◆ **WHAT IS REQUIRED**
In the records below, find each line containing the word "Output" and copy it.

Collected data
━━━━━━━━━━━━━━━━
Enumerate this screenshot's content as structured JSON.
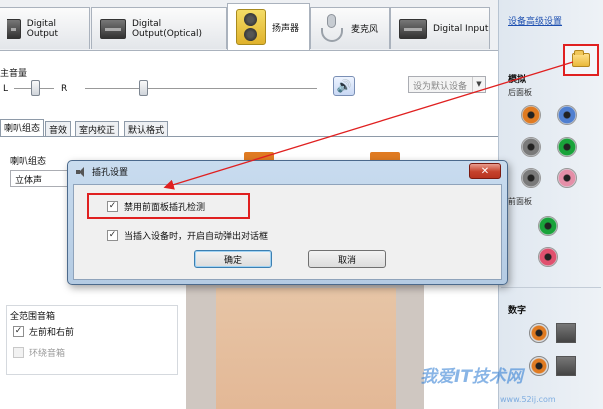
{
  "tabs": [
    {
      "label": "Digital Output"
    },
    {
      "label": "Digital Output(Optical)"
    },
    {
      "label": "扬声器"
    },
    {
      "label": "麦克风"
    },
    {
      "label": "Digital Input"
    }
  ],
  "volume": {
    "title": "主音量",
    "left_label": "L",
    "right_label": "R",
    "default_device_label": "设为默认设备",
    "dropdown_arrow": "▼"
  },
  "subtabs": [
    {
      "label": "喇叭组态"
    },
    {
      "label": "音效"
    },
    {
      "label": "室内校正"
    },
    {
      "label": "默认格式"
    }
  ],
  "speaker_config": {
    "label": "喇叭组态",
    "value": "立体声"
  },
  "full_range": {
    "title": "全范围音箱",
    "front_lr": {
      "label": "左前和右前",
      "checked": true
    },
    "surround": {
      "label": "环绕音箱",
      "checked": false,
      "disabled": true
    }
  },
  "right_panel": {
    "advanced_link": "设备高级设置",
    "analog_title": "模拟",
    "rear_panel": "后面板",
    "front_panel": "前面板",
    "digital_title": "数字",
    "rear_jacks": [
      "#e07b22",
      "#4f7fd0",
      "#7a7a7a",
      "#19a33a",
      "#7a7a7a",
      "#e58fa8"
    ],
    "front_jacks": [
      "#19a33a",
      "#e0506e"
    ]
  },
  "dialog": {
    "title": "插孔设置",
    "close_glyph": "✕",
    "option1": {
      "label": "禁用前面板插孔检测",
      "checked": true
    },
    "option2": {
      "label": "当插入设备时，开启自动弹出对话框",
      "checked": true
    },
    "ok_label": "确定",
    "cancel_label": "取消"
  },
  "watermark": {
    "text": "我爱IT技术网",
    "url": "www.52ij.com"
  },
  "colors": {
    "highlight_red": "#e02020",
    "link_blue": "#1d4fb0",
    "dialog_frame": "#b4cbe3"
  }
}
━━━━━━━━━━━━━━━━
◆ **TASK RESPONSE**
      "label": "Digital Output"
      "label": "Digital Output(Optical)"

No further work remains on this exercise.